◆ Your objective: Which lines in the data below contain the string "color"? Show each one.

━━━

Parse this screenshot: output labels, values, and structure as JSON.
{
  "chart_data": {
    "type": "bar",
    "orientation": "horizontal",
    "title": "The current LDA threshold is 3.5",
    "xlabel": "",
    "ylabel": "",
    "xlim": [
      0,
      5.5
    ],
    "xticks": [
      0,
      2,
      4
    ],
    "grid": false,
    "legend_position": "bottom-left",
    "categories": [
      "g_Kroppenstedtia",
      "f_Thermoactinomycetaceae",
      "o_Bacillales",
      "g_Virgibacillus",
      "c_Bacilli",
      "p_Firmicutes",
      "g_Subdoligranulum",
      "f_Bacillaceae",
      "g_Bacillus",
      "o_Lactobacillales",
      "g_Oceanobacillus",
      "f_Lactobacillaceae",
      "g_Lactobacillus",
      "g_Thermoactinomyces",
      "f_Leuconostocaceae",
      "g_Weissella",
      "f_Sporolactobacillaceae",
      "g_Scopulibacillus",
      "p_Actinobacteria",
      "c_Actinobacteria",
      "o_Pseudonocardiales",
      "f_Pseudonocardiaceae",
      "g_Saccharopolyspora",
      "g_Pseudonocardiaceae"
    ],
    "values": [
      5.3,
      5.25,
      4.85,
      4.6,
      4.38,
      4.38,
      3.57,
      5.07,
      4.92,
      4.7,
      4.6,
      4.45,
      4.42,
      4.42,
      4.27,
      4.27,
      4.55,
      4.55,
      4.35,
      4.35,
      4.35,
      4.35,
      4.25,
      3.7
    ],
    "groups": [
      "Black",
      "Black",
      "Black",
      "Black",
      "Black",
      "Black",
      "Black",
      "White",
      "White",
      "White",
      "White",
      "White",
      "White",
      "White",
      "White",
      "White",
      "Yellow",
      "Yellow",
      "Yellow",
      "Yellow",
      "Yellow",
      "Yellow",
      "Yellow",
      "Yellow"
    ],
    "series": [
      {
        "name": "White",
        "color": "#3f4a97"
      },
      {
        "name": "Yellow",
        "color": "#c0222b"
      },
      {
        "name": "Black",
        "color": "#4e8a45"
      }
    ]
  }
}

━━━

◆ Solved exercise:
        "color": "#3f4a97"
        "color": "#c0222b"
        "color": "#4e8a45"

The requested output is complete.